Entries taken from a collection
Content starts

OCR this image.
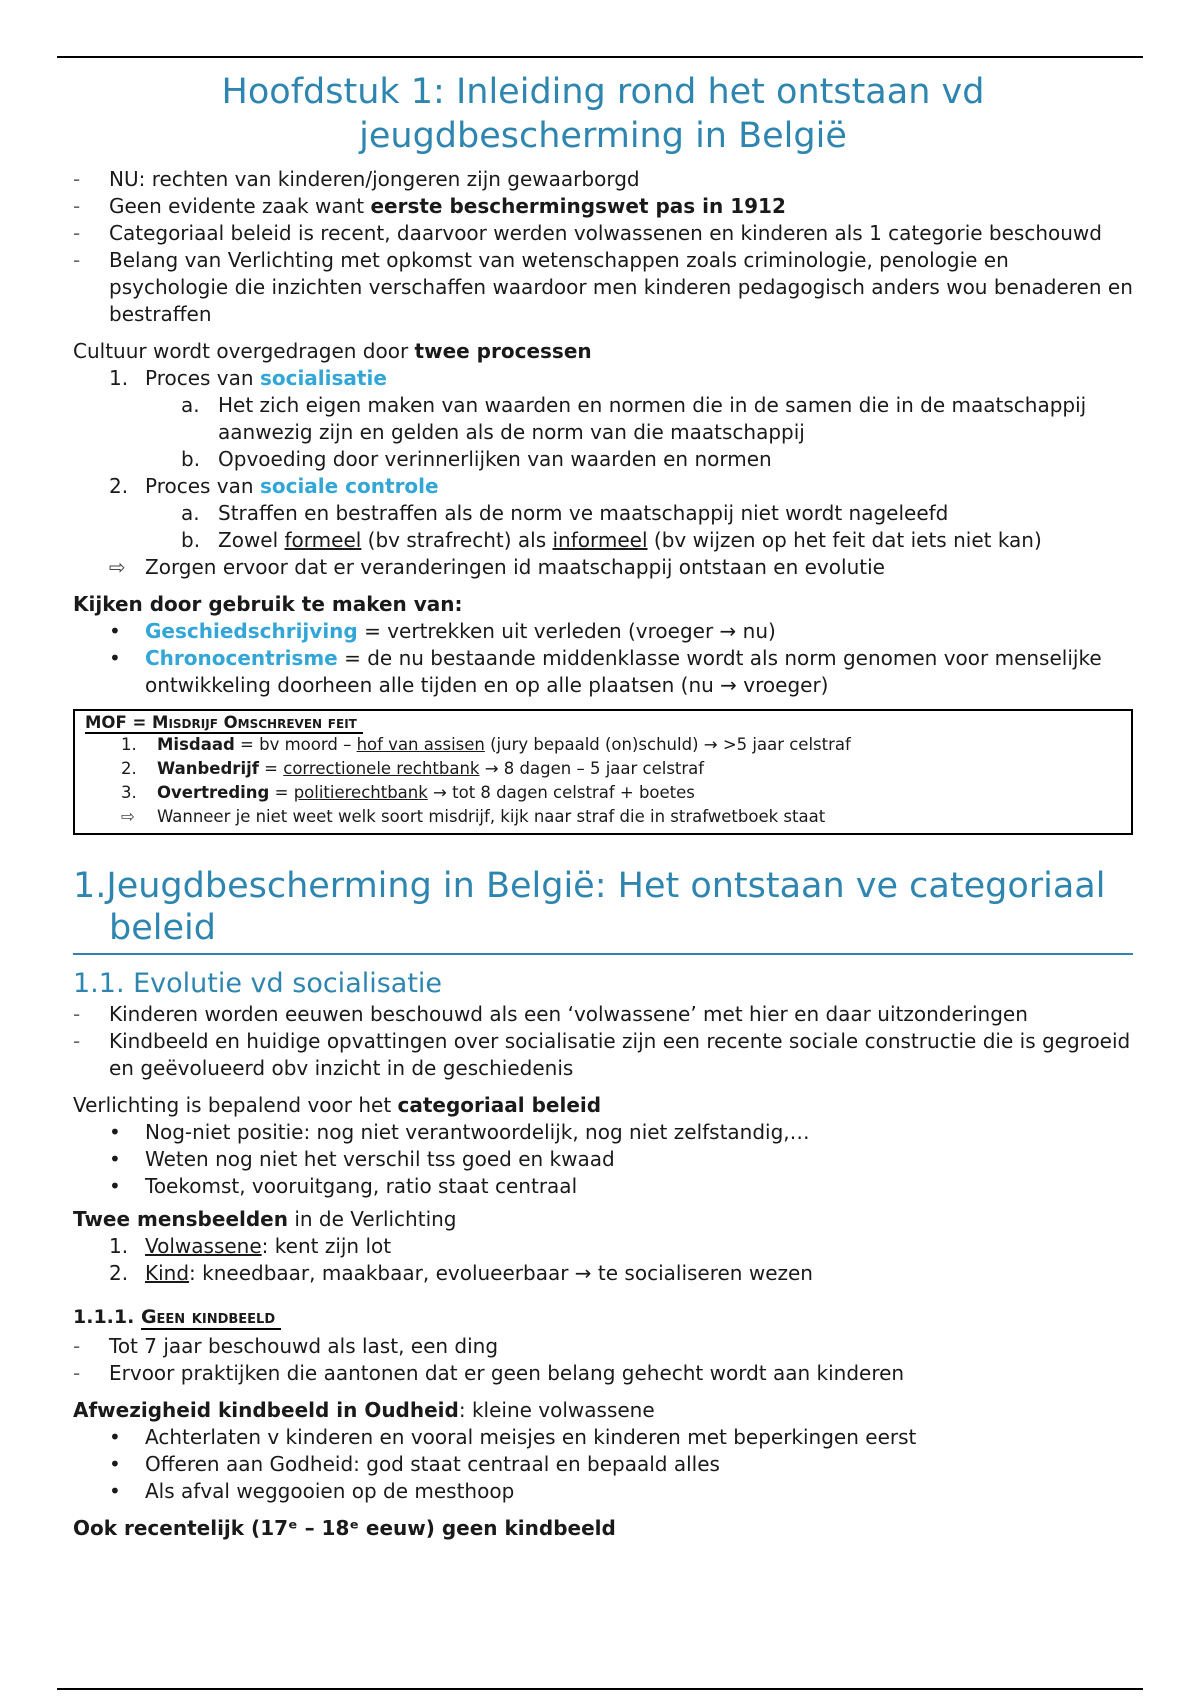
Hoofdstuk 1: Inleiding rond het ontstaan vd jeugdbescherming in België
- NU: rechten van kinderen/jongeren zijn gewaarborgd
- Geen evidente zaak want eerste beschermingswet pas in 1912
- Categoriaal beleid is recent, daarvoor werden volwassenen en kinderen als 1 categorie beschouwd
- Belang van Verlichting met opkomst van wetenschappen zoals criminologie, penologie en psychologie die inzichten verschaffen waardoor men kinderen pedagogisch anders wou benaderen en bestraffen

Cultuur wordt overgedragen door twee processen

1. Proces van socialisatie
a. Het zich eigen maken van waarden en normen die in de samen die in de maatschappij aanwezig zijn en gelden als de norm van die maatschappij
b. Opvoeding door verinnerlijken van waarden en normen
2. Proces van sociale controle
a. Straffen en bestraffen als de norm ve maatschappij niet wordt nageleefd
b. Zowel formeel (bv strafrecht) als informeel (bv wijzen op het feit dat iets niet kan)
⇨ Zorgen ervoor dat er veranderingen id maatschappij ontstaan en evolutie

Kijken door gebruik te maken van:

• Geschiedschrijving = vertrekken uit verleden (vroeger → nu)
• Chronocentrisme = de nu bestaande middenklasse wordt als norm genomen voor menselijke ontwikkeling doorheen alle tijden en op alle plaatsen (nu → vroeger)
MOF = Misdrijf Omschreven feit
1. Misdaad = bv moord – hof van assisen (jury bepaald (on)schuld) → >5 jaar celstraf
2. Wanbedrijf = correctionele rechtbank → 8 dagen – 5 jaar celstraf
3. Overtreding = politierechtbank → tot 8 dagen celstraf + boetes
⇨ Wanneer je niet weet welk soort misdrijf, kijk naar straf die in strafwetboek staat
1.Jeugdbescherming in België: Het ontstaan ve categoriaal beleid
1.1. Evolutie vd socialisatie
- Kinderen worden eeuwen beschouwd als een ‘volwassene’ met hier en daar uitzonderingen
- Kindbeeld en huidige opvattingen over socialisatie zijn een recente sociale constructie die is gegroeid en geëvolueerd obv inzicht in de geschiedenis

Verlichting is bepalend voor het categoriaal beleid

• Nog-niet positie: nog niet verantwoordelijk, nog niet zelfstandig,…
• Weten nog niet het verschil tss goed en kwaad
• Toekomst, vooruitgang, ratio staat centraal

Twee mensbeelden in de Verlichting

1. Volwassene: kent zijn lot
2. Kind: kneedbaar, maakbaar, evolueerbaar → te socialiseren wezen
1.1.1. Geen kindbeeld
- Tot 7 jaar beschouwd als last, een ding
- Ervoor praktijken die aantonen dat er geen belang gehecht wordt aan kinderen

Afwezigheid kindbeeld in Oudheid: kleine volwassene

• Achterlaten v kinderen en vooral meisjes en kinderen met beperkingen eerst
• Offeren aan Godheid: god staat centraal en bepaald alles
• Als afval weggooien op de mesthoop

Ook recentelijk (17ᵉ – 18ᵉ eeuw) geen kindbeeld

Content ends

**ABOUT THIS TASK:**
Go through the data and show every line where "zijn" occurs.

**RESULT FOR THIS EXERCISE:**
- NU: rechten van kinderen/jongeren zijn gewaarborgd
a. Het zich eigen maken van waarden en normen die in de samen die in de maatschappij aanwezig zijn en gelden als de norm van die maatschappij
- Kindbeeld en huidige opvattingen over socialisatie zijn een recente sociale constructie die is gegroeid en geëvolueerd obv inzicht in de geschiedenis
1. Volwassene: kent zijn lot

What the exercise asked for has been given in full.